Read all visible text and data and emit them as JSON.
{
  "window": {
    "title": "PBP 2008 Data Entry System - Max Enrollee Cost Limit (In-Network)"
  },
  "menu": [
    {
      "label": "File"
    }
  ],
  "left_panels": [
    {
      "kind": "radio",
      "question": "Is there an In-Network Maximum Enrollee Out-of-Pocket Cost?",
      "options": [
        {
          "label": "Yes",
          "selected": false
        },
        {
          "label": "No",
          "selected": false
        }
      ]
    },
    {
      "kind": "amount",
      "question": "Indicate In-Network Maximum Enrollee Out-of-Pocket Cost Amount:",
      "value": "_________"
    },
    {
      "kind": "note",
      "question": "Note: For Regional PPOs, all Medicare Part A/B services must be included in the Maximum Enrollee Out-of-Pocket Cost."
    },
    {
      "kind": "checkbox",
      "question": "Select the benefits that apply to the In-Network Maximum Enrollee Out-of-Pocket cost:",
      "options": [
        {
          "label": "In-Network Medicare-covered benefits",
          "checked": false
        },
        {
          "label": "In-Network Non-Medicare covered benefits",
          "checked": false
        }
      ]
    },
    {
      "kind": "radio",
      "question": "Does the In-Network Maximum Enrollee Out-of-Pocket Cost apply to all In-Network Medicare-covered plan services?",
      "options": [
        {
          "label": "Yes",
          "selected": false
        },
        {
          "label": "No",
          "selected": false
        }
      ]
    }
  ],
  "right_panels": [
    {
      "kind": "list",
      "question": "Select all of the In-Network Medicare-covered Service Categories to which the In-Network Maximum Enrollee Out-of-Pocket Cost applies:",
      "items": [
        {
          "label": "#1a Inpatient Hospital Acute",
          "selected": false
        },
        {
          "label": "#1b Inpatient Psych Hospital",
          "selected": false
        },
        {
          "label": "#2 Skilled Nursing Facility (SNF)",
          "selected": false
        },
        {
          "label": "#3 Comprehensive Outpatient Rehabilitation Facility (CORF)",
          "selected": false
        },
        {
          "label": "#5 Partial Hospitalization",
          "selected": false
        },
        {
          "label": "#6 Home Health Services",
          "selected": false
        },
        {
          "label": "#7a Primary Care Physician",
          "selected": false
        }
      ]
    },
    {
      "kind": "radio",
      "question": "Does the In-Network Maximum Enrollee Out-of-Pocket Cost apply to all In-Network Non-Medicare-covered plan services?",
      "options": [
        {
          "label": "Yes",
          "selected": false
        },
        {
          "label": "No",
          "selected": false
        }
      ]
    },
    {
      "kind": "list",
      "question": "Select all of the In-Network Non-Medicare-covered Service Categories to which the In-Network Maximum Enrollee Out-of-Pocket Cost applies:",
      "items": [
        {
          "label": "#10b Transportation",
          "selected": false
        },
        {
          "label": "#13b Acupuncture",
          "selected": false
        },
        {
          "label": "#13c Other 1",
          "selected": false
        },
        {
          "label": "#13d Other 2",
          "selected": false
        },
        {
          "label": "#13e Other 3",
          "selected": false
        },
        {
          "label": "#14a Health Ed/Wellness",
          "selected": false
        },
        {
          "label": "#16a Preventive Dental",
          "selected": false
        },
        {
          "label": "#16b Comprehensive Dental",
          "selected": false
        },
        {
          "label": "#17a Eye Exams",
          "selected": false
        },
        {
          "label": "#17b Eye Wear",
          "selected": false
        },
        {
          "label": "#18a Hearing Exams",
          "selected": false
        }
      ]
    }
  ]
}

__TO BE DONE__:
Write all of the records out again exactly.

__FINISHED TASK__:
Read all visible text and data and emit them as JSON.
{
  "window": {
    "title": "PBP 2008 Data Entry System - Max Enrollee Cost Limit (In-Network)"
  },
  "menu": [
    {
      "label": "File"
    }
  ],
  "left_panels": [
    {
      "kind": "radio",
      "question": "Is there an In-Network Maximum Enrollee Out-of-Pocket Cost?",
      "options": [
        {
          "label": "Yes",
          "selected": false
        },
        {
          "label": "No",
          "selected": false
        }
      ]
    },
    {
      "kind": "amount",
      "question": "Indicate In-Network Maximum Enrollee Out-of-Pocket Cost Amount:",
      "value": "_________"
    },
    {
      "kind": "note",
      "question": "Note: For Regional PPOs, all Medicare Part A/B services must be included in the Maximum Enrollee Out-of-Pocket Cost."
    },
    {
      "kind": "checkbox",
      "question": "Select the benefits that apply to the In-Network Maximum Enrollee Out-of-Pocket cost:",
      "options": [
        {
          "label": "In-Network Medicare-covered benefits",
          "checked": false
        },
        {
          "label": "In-Network Non-Medicare covered benefits",
          "checked": false
        }
      ]
    },
    {
      "kind": "radio",
      "question": "Does the In-Network Maximum Enrollee Out-of-Pocket Cost apply to all In-Network Medicare-covered plan services?",
      "options": [
        {
          "label": "Yes",
          "selected": false
        },
        {
          "label": "No",
          "selected": false
        }
      ]
    }
  ],
  "right_panels": [
    {
      "kind": "list",
      "question": "Select all of the In-Network Medicare-covered Service Categories to which the In-Network Maximum Enrollee Out-of-Pocket Cost applies:",
      "items": [
        {
          "label": "#1a Inpatient Hospital Acute",
          "selected": false
        },
        {
          "label": "#1b Inpatient Psych Hospital",
          "selected": false
        },
        {
          "label": "#2 Skilled Nursing Facility (SNF)",
          "selected": false
        },
        {
          "label": "#3 Comprehensive Outpatient Rehabilitation Facility (CORF)",
          "selected": false
        },
        {
          "label": "#5 Partial Hospitalization",
          "selected": false
        },
        {
          "label": "#6 Home Health Services",
          "selected": false
        },
        {
          "label": "#7a Primary Care Physician",
          "selected": false
        }
      ]
    },
    {
      "kind": "radio",
      "question": "Does the In-Network Maximum Enrollee Out-of-Pocket Cost apply to all In-Network Non-Medicare-covered plan services?",
      "options": [
        {
          "label": "Yes",
          "selected": false
        },
        {
          "label": "No",
          "selected": false
        }
      ]
    },
    {
      "kind": "list",
      "question": "Select all of the In-Network Non-Medicare-covered Service Categories to which the In-Network Maximum Enrollee Out-of-Pocket Cost applies:",
      "items": [
        {
          "label": "#10b Transportation",
          "selected": false
        },
        {
          "label": "#13b Acupuncture",
          "selected": false
        },
        {
          "label": "#13c Other 1",
          "selected": false
        },
        {
          "label": "#13d Other 2",
          "selected": false
        },
        {
          "label": "#13e Other 3",
          "selected": false
        },
        {
          "label": "#14a Health Ed/Wellness",
          "selected": false
        },
        {
          "label": "#16a Preventive Dental",
          "selected": false
        },
        {
          "label": "#16b Comprehensive Dental",
          "selected": false
        },
        {
          "label": "#17a Eye Exams",
          "selected": false
        },
        {
          "label": "#17b Eye Wear",
          "selected": false
        },
        {
          "label": "#18a Hearing Exams",
          "selected": false
        }
      ]
    }
  ]
}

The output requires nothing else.